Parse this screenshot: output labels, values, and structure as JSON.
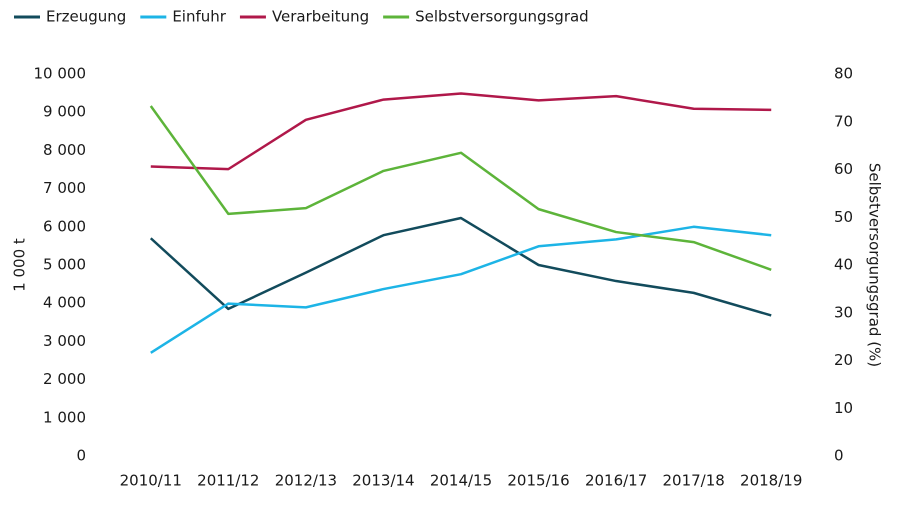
{
  "chart_data": {
    "type": "line",
    "categories": [
      "2010/11",
      "2011/12",
      "2012/13",
      "2013/14",
      "2014/15",
      "2015/16",
      "2016/17",
      "2017/18",
      "2018/19"
    ],
    "series": [
      {
        "name": "Erzeugung",
        "color": "#124b5c",
        "values": [
          5700,
          3850,
          4800,
          5780,
          6230,
          5000,
          4580,
          4270,
          3680
        ]
      },
      {
        "name": "Einfuhr",
        "color": "#1db4e6",
        "values": [
          2700,
          3990,
          3890,
          4370,
          4760,
          5490,
          5670,
          6000,
          5780
        ]
      },
      {
        "name": "Verarbeitung",
        "color": "#b0184a",
        "values": [
          7580,
          7510,
          8800,
          9330,
          9490,
          9310,
          9420,
          9090,
          9060
        ]
      },
      {
        "name": "Selbstversorgungsgrad",
        "color": "#5db43a",
        "axis": "y2",
        "values": [
          73.3,
          50.7,
          51.9,
          59.7,
          63.5,
          51.7,
          46.9,
          44.8,
          39.0
        ]
      }
    ],
    "ylabel": "1 000 t",
    "y2label": "Selbstversorgungsgrad (%)",
    "ylim": [
      0,
      10000
    ],
    "yticks": [
      0,
      {
        "value": 1000,
        "label": "1 000"
      },
      {
        "value": 2000,
        "label": "2 000"
      },
      {
        "value": 3000,
        "label": "3 000"
      },
      {
        "value": 4000,
        "label": "4 000"
      },
      {
        "value": 5000,
        "label": "5 000"
      },
      {
        "value": 6000,
        "label": "6 000"
      },
      {
        "value": 7000,
        "label": "7 000"
      },
      {
        "value": 8000,
        "label": "8 000"
      },
      {
        "value": 9000,
        "label": "9 000"
      },
      {
        "value": 10000,
        "label": "10 000"
      }
    ],
    "y2lim": [
      0,
      80
    ],
    "y2ticks": [
      0,
      10,
      20,
      30,
      40,
      50,
      60,
      70,
      80
    ],
    "legend": "top"
  }
}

********

Restate the records word for word, omitting images.

Parse this screenshot: output labels, values, and structure as JSON.
{
  "chart_data": {
    "type": "line",
    "categories": [
      "2010/11",
      "2011/12",
      "2012/13",
      "2013/14",
      "2014/15",
      "2015/16",
      "2016/17",
      "2017/18",
      "2018/19"
    ],
    "series": [
      {
        "name": "Erzeugung",
        "color": "#124b5c",
        "values": [
          5700,
          3850,
          4800,
          5780,
          6230,
          5000,
          4580,
          4270,
          3680
        ]
      },
      {
        "name": "Einfuhr",
        "color": "#1db4e6",
        "values": [
          2700,
          3990,
          3890,
          4370,
          4760,
          5490,
          5670,
          6000,
          5780
        ]
      },
      {
        "name": "Verarbeitung",
        "color": "#b0184a",
        "values": [
          7580,
          7510,
          8800,
          9330,
          9490,
          9310,
          9420,
          9090,
          9060
        ]
      },
      {
        "name": "Selbstversorgungsgrad",
        "color": "#5db43a",
        "axis": "y2",
        "values": [
          73.3,
          50.7,
          51.9,
          59.7,
          63.5,
          51.7,
          46.9,
          44.8,
          39.0
        ]
      }
    ],
    "ylabel": "1 000 t",
    "y2label": "Selbstversorgungsgrad (%)",
    "ylim": [
      0,
      10000
    ],
    "yticks": [
      0,
      {
        "value": 1000,
        "label": "1 000"
      },
      {
        "value": 2000,
        "label": "2 000"
      },
      {
        "value": 3000,
        "label": "3 000"
      },
      {
        "value": 4000,
        "label": "4 000"
      },
      {
        "value": 5000,
        "label": "5 000"
      },
      {
        "value": 6000,
        "label": "6 000"
      },
      {
        "value": 7000,
        "label": "7 000"
      },
      {
        "value": 8000,
        "label": "8 000"
      },
      {
        "value": 9000,
        "label": "9 000"
      },
      {
        "value": 10000,
        "label": "10 000"
      }
    ],
    "y2lim": [
      0,
      80
    ],
    "y2ticks": [
      0,
      10,
      20,
      30,
      40,
      50,
      60,
      70,
      80
    ],
    "legend": "top"
  }
}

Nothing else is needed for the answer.